__TEXT SECTION__
This overview is intended to help health care whistleblowers identify when they might be victims of illegal retaliation in the workplace. It speaks at a high level, and thus does not provide an exhaustive explanation of every fact that would need to be present for an employee to make out a successful claim of retaliation under any of the laws discussed. It cannot be relied on as legal advice. Most a the laws discussed below require the filing of an administrative complaint before the filing of a lawsuit in court. Some require a plaintiff to try his or her complaint before an administrative law judge. Most prescribe a very short period in which to bring a claim. (In the case of the Occupational Safety and Health Act, as little as 30 days). You need to seek legal counsel, and fast, if you believe you are a victim of illegal retaliation and want to preserve your rights.
False Claims Act (FCA) (31 U.S. Code § 3730)
For the most part, I've organized the laws discussed in this article alphabetically, with one exception: The False Claims Act. This law—first enacted in 1863 to combat fraud by government contractors during the Civil War—is the federal government's primary tool for combating fraud against the government.
The health care industry has become a prime target of the government’s enforcement efforts under the FCA. In 2009, the U.S. Department of Justice (DOJ) and the U.S. Department of Health and Human Services (HHS) created a joint task force—the Health Care Fraud Prevention and Enforcement Action Team (HEAT)—to proactively find and prosecute waste, fraud, and abuse in Medicare and Medicaid. This effort has borne fruit: Of the record-setting $5.69 billion in settlements and judgments from civil cases involving fraud and false claims brought by the DOJ in FY 2014 under the FCA, recoveries from false claims against federal health care programs, including Medicare and Medicaid, accounted for nearly half of that amount.
Common false claim schemes in the health care industry that violate the FCA include:
The FCA provides whistleblowers the opportunity to file suit on behalf of the United States against violators of the FCA. If the government intervenes in the case and recovers money through a settlement or a trial, the whistleblower (or "relator") is entitled under the FCA to 15 percent to 25 percent of the recovery. If the government doesn't intervene in the case and the whistleblower chooses to pursue it anyway, the reward is between 25 and 30 percent of the recovery.
The FCA creates a cause of action for any employee, contractor, or agent who is discharged, demoted, suspended, threatened, harassed, or in any other manner discriminated against in the terms and conditions of employment because of lawful acts done by that person (or others associated with whom that person is associated) in furtherance of a qui tam action or other efforts to stop one or more violations of the FCA. Making an internal complaint to your employer regarding suspected violations of the FCA should be enough to obtain protection.
Relief available to an aggrieved whistleblower includes reinstatement with the same seniority status that the whistleblower would have had but for the discrimination, two times the amount of back pay, interest on the back pay, and compensation for any special damages sustained as a result of the discrimination, including litigation costs and reasonable attorneys' fees.
Time to file a complaint: 3 years.
Age Discrimination in Employment Act (ADEA); 29 U.S.C. § 623(d)

__EXERCISES__
(1) In the overview of health care whistleblower retaliation laws, what share of the recovery does a whistleblower receive under the False Claims Act when the government intervenes in the case?
(2) Write the next part of the overview of health care whistleblower retaliation laws, beginning after its final heading.
The rows have no connection to the overview of health care whistleblower retaliation laws.

(Document understanding data)
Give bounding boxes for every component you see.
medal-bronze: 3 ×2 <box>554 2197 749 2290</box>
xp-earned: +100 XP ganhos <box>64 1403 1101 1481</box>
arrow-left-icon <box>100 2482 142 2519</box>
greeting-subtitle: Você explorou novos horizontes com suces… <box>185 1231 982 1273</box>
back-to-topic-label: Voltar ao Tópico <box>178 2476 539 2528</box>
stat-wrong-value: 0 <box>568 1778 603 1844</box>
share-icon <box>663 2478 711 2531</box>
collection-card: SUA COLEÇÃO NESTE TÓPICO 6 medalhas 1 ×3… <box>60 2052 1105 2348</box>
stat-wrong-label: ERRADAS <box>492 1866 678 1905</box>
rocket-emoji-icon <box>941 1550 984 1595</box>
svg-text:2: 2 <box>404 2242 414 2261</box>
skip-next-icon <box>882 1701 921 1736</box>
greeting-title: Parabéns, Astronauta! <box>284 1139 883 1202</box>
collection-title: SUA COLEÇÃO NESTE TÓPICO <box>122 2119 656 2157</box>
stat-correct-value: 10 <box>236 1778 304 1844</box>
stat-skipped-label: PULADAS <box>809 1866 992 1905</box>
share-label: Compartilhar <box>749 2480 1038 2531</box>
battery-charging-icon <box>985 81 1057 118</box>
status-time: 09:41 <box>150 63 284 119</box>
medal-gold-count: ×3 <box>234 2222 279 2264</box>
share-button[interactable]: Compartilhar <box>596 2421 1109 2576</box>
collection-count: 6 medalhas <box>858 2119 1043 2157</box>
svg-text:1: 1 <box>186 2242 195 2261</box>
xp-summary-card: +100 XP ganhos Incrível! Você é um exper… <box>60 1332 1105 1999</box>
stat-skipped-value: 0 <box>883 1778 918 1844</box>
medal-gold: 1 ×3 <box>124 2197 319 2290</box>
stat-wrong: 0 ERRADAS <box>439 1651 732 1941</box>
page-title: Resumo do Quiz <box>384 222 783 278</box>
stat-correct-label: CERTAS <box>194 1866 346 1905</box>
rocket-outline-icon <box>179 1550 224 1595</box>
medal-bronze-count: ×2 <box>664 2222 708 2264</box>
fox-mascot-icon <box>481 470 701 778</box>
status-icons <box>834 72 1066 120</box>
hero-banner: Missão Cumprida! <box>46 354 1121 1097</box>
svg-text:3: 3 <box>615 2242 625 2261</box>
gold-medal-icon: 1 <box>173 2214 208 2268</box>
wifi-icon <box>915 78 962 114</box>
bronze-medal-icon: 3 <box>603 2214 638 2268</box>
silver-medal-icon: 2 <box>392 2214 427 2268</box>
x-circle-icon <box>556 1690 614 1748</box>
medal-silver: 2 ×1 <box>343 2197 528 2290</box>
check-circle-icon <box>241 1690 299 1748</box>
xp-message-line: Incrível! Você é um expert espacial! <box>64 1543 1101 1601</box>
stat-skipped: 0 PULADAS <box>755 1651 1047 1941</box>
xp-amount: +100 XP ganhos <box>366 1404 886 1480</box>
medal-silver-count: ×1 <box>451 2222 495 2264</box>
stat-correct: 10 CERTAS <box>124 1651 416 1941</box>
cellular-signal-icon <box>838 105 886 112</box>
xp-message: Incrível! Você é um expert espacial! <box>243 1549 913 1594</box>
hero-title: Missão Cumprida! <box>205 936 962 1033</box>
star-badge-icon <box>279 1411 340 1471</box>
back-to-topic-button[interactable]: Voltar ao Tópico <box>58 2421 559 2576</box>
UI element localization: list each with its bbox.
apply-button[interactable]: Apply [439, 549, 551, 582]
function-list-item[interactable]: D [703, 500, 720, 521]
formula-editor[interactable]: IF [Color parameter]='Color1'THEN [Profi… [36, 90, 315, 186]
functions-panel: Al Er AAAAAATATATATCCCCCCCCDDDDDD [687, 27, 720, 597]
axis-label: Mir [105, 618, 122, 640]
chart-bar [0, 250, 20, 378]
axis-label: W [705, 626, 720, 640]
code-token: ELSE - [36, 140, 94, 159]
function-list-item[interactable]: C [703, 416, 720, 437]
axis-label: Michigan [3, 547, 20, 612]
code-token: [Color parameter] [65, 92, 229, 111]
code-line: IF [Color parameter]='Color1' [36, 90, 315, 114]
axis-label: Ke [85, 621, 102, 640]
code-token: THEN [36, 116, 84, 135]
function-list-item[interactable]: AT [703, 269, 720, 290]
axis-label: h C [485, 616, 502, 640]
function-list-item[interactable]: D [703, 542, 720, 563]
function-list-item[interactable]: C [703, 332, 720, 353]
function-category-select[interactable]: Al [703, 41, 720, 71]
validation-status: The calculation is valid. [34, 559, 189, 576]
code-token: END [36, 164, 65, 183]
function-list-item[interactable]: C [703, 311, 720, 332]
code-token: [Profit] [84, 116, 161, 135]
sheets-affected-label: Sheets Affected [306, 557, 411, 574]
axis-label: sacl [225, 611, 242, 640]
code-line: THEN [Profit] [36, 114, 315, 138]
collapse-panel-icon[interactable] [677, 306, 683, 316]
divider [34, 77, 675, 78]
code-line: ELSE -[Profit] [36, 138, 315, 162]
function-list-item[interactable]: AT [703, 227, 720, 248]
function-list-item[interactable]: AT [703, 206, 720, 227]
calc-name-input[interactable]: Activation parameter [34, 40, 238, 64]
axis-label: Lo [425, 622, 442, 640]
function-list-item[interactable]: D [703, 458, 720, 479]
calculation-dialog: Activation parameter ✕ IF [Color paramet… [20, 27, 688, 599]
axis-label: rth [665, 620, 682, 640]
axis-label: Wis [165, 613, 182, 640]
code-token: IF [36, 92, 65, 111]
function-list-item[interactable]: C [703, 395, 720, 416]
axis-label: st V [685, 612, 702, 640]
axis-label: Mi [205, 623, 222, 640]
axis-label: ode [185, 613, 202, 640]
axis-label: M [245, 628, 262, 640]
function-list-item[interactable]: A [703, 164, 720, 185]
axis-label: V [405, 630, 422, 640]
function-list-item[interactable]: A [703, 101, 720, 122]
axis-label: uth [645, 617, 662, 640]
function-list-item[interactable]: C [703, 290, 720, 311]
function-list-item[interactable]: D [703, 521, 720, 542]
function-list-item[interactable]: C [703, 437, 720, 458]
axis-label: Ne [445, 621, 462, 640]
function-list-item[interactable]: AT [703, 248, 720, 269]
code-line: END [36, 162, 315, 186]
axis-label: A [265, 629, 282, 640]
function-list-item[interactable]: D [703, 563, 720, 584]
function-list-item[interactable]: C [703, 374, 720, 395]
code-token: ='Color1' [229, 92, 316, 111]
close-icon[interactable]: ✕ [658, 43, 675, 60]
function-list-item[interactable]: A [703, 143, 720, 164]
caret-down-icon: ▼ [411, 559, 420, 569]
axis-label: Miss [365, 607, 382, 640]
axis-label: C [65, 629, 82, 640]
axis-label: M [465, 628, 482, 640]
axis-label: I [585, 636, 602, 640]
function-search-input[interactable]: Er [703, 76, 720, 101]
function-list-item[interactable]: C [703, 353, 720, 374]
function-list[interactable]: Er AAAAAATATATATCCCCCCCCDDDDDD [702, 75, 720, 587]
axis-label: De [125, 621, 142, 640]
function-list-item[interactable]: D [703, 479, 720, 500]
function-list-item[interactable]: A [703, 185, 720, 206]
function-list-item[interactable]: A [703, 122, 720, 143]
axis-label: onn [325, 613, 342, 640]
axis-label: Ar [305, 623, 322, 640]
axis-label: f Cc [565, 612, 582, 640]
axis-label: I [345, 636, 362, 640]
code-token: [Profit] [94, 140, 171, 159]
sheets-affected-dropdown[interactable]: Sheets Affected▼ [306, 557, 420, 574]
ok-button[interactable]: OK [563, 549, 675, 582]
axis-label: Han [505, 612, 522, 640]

__PER-TASK ANSWERS__
(1) 15 percent to 25 percent of the recovery.

(2)
The ADEA protects people who are 40 or older from discrimination in employment because of age. It also prohibits an employer from discriminating against an employee or applicant for employment because that individual has opposed a discriminatory practice made unlawful by the ADEA, or because the individual has made a charge, testified, assisted, or participated in any manner in an investigation, proceeding, or litigation under the ADEA. The ADEA also prohibits such actions when committed by an employment agency against any individual, and by a labor organization against a member or applicant for membership.
Time to file complaint: 180 days.
Americans with Disabilities Act (ADA); 42 U.S.C. § 12203(a)
The ADA requires that employers reasonably accommodate the known physical or mental limitations of an otherwise qualified individual with a disability who is an applicant or employee, unless doing so would impose an undue hardship on the operation of the employer's business. The ADA also prohibits discrimination against any individual because he or she has opposed any act or practice made unlawful by the ADA or because such individual made a charge, testified, assisted, or participated in any manner in an investigation, proceeding, or hearing under the ADA.
Time to file a complaint: 180 days.
Employee Polygraph Protection Act (EPPA); 29 U.S.C. § 2002(4)
The EPPA generally prevents employers from using lie detector tests for prescreening or during the course of employment (with some exceptions for certain industries and federal, state and local government). The EPPA prohibits an employer from discharging or otherwise discriminating against an employee or prospective employee because such individual (1) has filed a complaint, or instituted or caused to be instituted any proceeding under or related to the EPPA; (2) has testified or is about to testify in any such proceeding; or (3) has exercised any right afforded by the EPPA.
Time to file a complaint: 3 years.
Employee Retirement Income Security Act (ERISA); 29 U.S.C. § 1140
ERISA prohibits any person from discharging, fining, suspending, expelling, disciplining, or discriminating against a participant or beneficiary for (1) exercising any right to which he or she is entitled under the provisions of an employee benefit plan, section 1201 of title 29, U.S. Code, or the Welfare and Pension Plans Disclosure Act; or (2) giving information, testifying, or being about to testify in any inquiry or proceeding related to ERISA or the Welfare and Pension Plans Disclosure Act. In the case of a multiemployer plan, it is unlawful for the plan sponsor or any other person to discriminate against any contributing employer for exercising rights under ERISA or for giving information or testifying in any inquiry or proceeding before Congress related to ERISA.
Time to file a complaint: Depends. ERISA doesn’t provide a limitations period for retaliation claims, so a court will typically the state law limitations period corresponding to wrongful termination or retaliatory discharge, and sometimes the limitations period that benefits plan sponsors include in their benefit plan documents and summary plan descriptions.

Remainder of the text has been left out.